Task requirements: Your task is to transcribe all of the records exactly and leave out the pictures.

Dataset rows:
○ ○ ○ ○

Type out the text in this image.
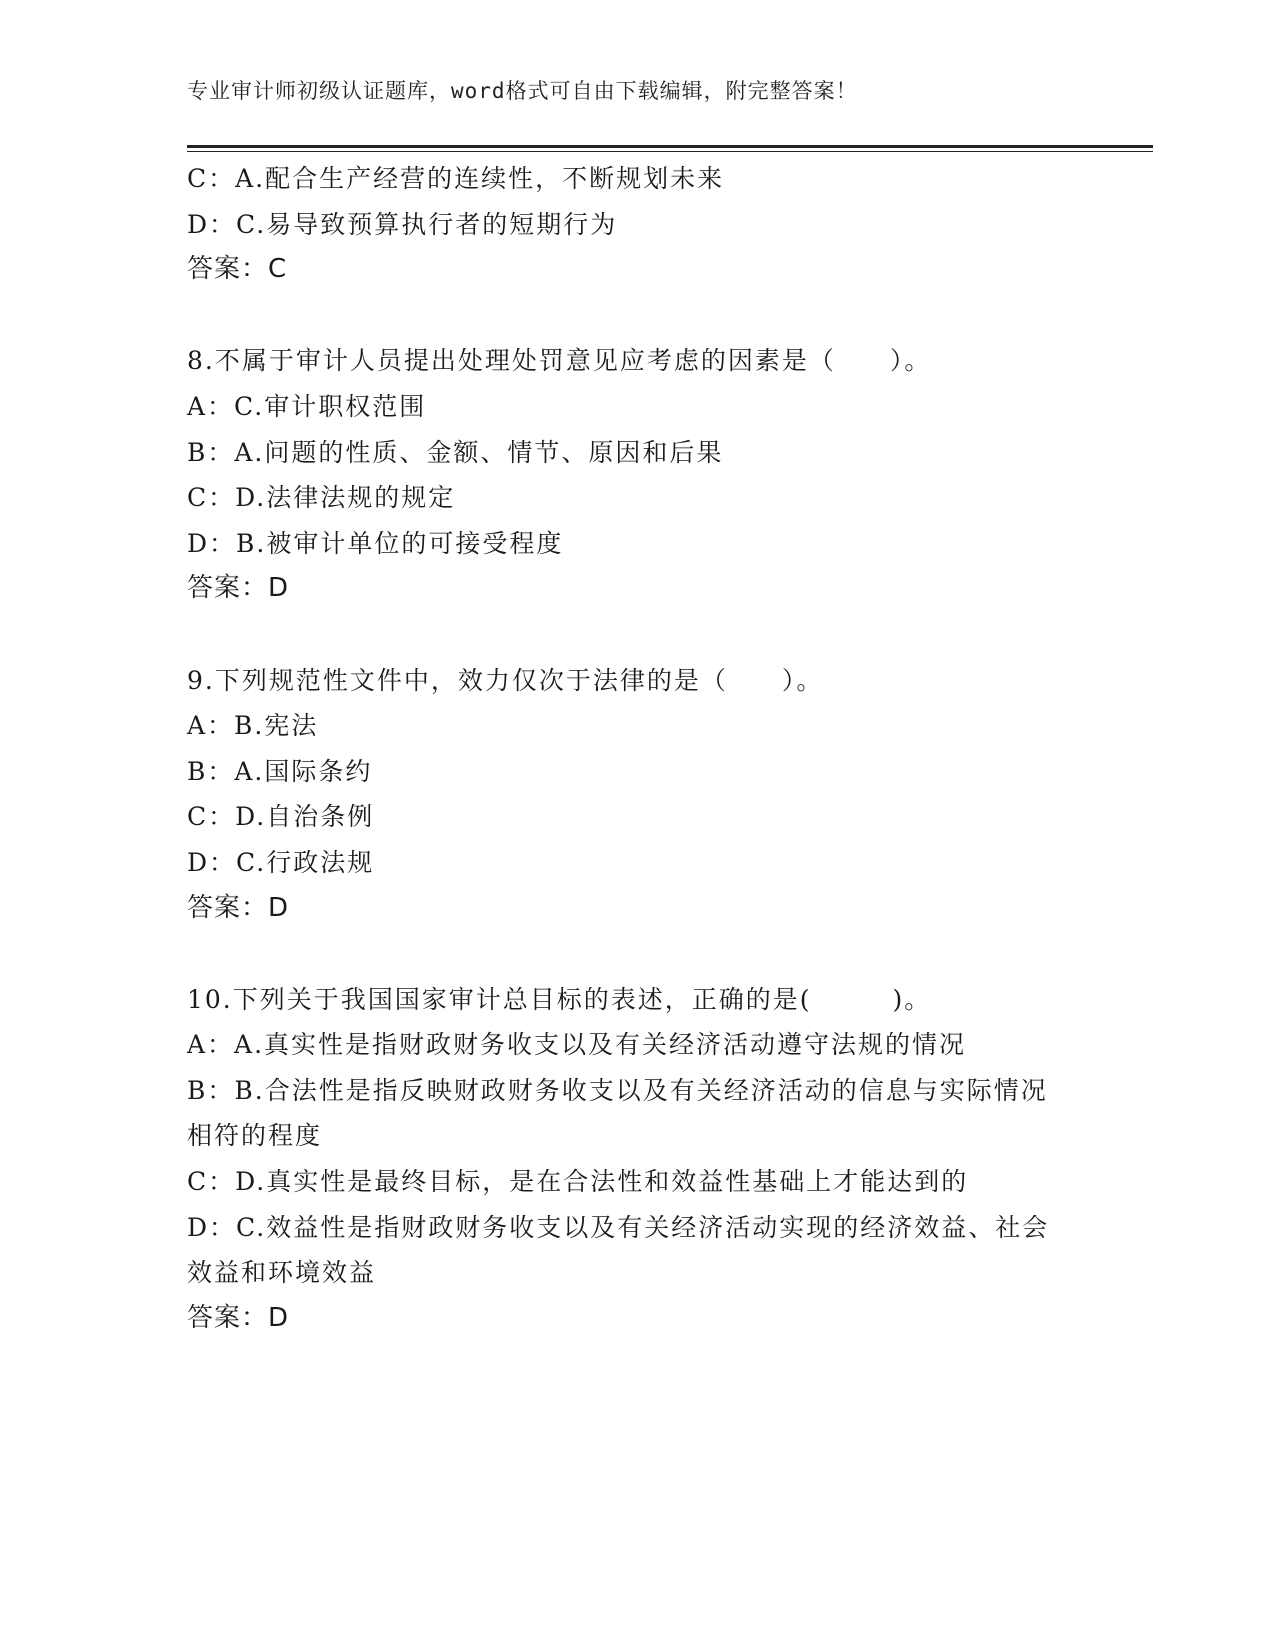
专业审计师初级认证题库，word格式可自由下载编辑，附完整答案！
C：A.配合生产经营的连续性，不断规划未来
D：C.易导致预算执行者的短期行为
答案：C
8.不属于审计人员提出处理处罚意见应考虑的因素是（　　）。
A：C.审计职权范围
B：A.问题的性质、金额、情节、原因和后果
C：D.法律法规的规定
D：B.被审计单位的可接受程度
答案：D
9.下列规范性文件中，效力仅次于法律的是（　　）。
A：B.宪法
B：A.国际条约
C：D.自治条例
D：C.行政法规
答案：D
10.下列关于我国国家审计总目标的表述，正确的是(　　　)。
A：A.真实性是指财政财务收支以及有关经济活动遵守法规的情况
B：B.合法性是指反映财政财务收支以及有关经济活动的信息与实际情况相符的程度
C：D.真实性是最终目标，是在合法性和效益性基础上才能达到的
D：C.效益性是指财政财务收支以及有关经济活动实现的经济效益、社会效益和环境效益
答案：D
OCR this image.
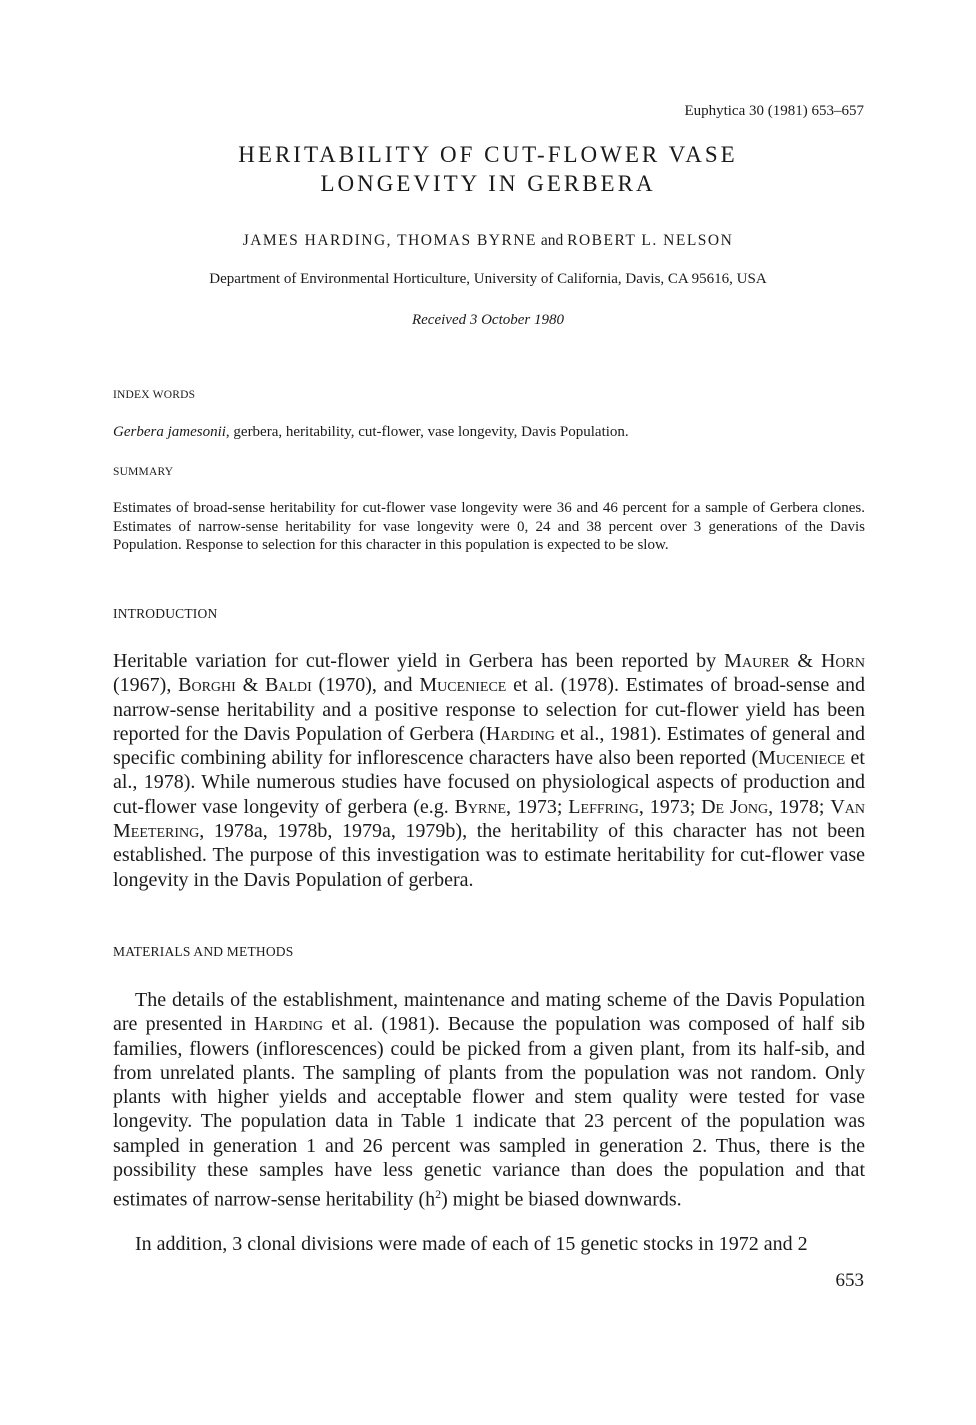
Euphytica 30 (1981) 653–657
HERITABILITY OF CUT-FLOWER VASE
LONGEVITY IN GERBERA
JAMES HARDING, THOMAS BYRNE and ROBERT L. NELSON
Department of Environmental Horticulture, University of California, Davis, CA 95616, USA
Received 3 October 1980
INDEX WORDS
Gerbera jamesonii, gerbera, heritability, cut-flower, vase longevity, Davis Population.
SUMMARY
Estimates of broad-sense heritability for cut-flower vase longevity were 36 and 46 percent for a sample of Gerbera clones. Estimates of narrow-sense heritability for vase longevity were 0, 24 and 38 percent over 3 generations of the Davis Population. Response to selection for this character in this population is expected to be slow.
INTRODUCTION
Heritable variation for cut-flower yield in Gerbera has been reported by Maurer & Horn (1967), Borghi & Baldi (1970), and Muceniece et al. (1978). Estimates of broad-sense and narrow-sense heritability and a positive response to selection for cut-flower yield has been reported for the Davis Population of Gerbera (Harding et al., 1981). Estimates of general and specific combining ability for inflorescence characters have also been reported (Muceniece et al., 1978). While numerous studies have focused on physiological aspects of production and cut-flower vase longevity of gerbera (e.g. Byrne, 1973; Leffring, 1973; De Jong, 1978; Van Meetering, 1978a, 1978b, 1979a, 1979b), the heritability of this character has not been established. The purpose of this investigation was to estimate heritability for cut-flower vase longevity in the Davis Population of gerbera.
MATERIALS AND METHODS
The details of the establishment, maintenance and mating scheme of the Davis Population are presented in Harding et al. (1981). Because the population was composed of half sib families, flowers (inflorescences) could be picked from a given plant, from its half-sib, and from unrelated plants. The sampling of plants from the population was not random. Only plants with higher yields and acceptable flower and stem quality were tested for vase longevity. The population data in Table 1 indicate that 23 percent of the population was sampled in generation 1 and 26 percent was sampled in generation 2. Thus, there is the possibility these samples have less genetic variance than does the population and that estimates of narrow-sense heritability $(h^2)$ might be biased downwards.
In addition, 3 clonal divisions were made of each of 15 genetic stocks in 1972 and 2
653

○ ○ ○ ○

Written response:
Type out the text in this image.
专业审计师初级认证题库，word格式可自由下载编辑，附完整答案！
C：A.配合生产经营的连续性，不断规划未来
D：C.易导致预算执行者的短期行为
答案：C
8.不属于审计人员提出处理处罚意见应考虑的因素是（　　）。
A：C.审计职权范围
B：A.问题的性质、金额、情节、原因和后果
C：D.法律法规的规定
D：B.被审计单位的可接受程度
答案：D
9.下列规范性文件中，效力仅次于法律的是（　　）。
A：B.宪法
B：A.国际条约
C：D.自治条例
D：C.行政法规
答案：D
10.下列关于我国国家审计总目标的表述，正确的是(　　　)。
A：A.真实性是指财政财务收支以及有关经济活动遵守法规的情况
B：B.合法性是指反映财政财务收支以及有关经济活动的信息与实际情况相符的程度
C：D.真实性是最终目标，是在合法性和效益性基础上才能达到的
D：C.效益性是指财政财务收支以及有关经济活动实现的经济效益、社会效益和环境效益
答案：D
OCR this image.
Euphytica 30 (1981) 653–657
HERITABILITY OF CUT-FLOWER VASE
LONGEVITY IN GERBERA
JAMES HARDING, THOMAS BYRNE and ROBERT L. NELSON
Department of Environmental Horticulture, University of California, Davis, CA 95616, USA
Received 3 October 1980
INDEX WORDS
Gerbera jamesonii, gerbera, heritability, cut-flower, vase longevity, Davis Population.
SUMMARY
Estimates of broad-sense heritability for cut-flower vase longevity were 36 and 46 percent for a sample of Gerbera clones. Estimates of narrow-sense heritability for vase longevity were 0, 24 and 38 percent over 3 generations of the Davis Population. Response to selection for this character in this population is expected to be slow.
INTRODUCTION
Heritable variation for cut-flower yield in Gerbera has been reported by Maurer & Horn (1967), Borghi & Baldi (1970), and Muceniece et al. (1978). Estimates of broad-sense and narrow-sense heritability and a positive response to selection for cut-flower yield has been reported for the Davis Population of Gerbera (Harding et al., 1981). Estimates of general and specific combining ability for inflorescence characters have also been reported (Muceniece et al., 1978). While numerous studies have focused on physiological aspects of production and cut-flower vase longevity of gerbera (e.g. Byrne, 1973; Leffring, 1973; De Jong, 1978; Van Meetering, 1978a, 1978b, 1979a, 1979b), the heritability of this character has not been established. The purpose of this investigation was to estimate heritability for cut-flower vase longevity in the Davis Population of gerbera.
MATERIALS AND METHODS
The details of the establishment, maintenance and mating scheme of the Davis Population are presented in Harding et al. (1981). Because the population was composed of half sib families, flowers (inflorescences) could be picked from a given plant, from its half-sib, and from unrelated plants. The sampling of plants from the population was not random. Only plants with higher yields and acceptable flower and stem quality were tested for vase longevity. The population data in Table 1 indicate that 23 percent of the population was sampled in generation 1 and 26 percent was sampled in generation 2. Thus, there is the possibility these samples have less genetic variance than does the population and that estimates of narrow-sense heritability $(h^2)$ might be biased downwards.
In addition, 3 clonal divisions were made of each of 15 genetic stocks in 1972 and 2
653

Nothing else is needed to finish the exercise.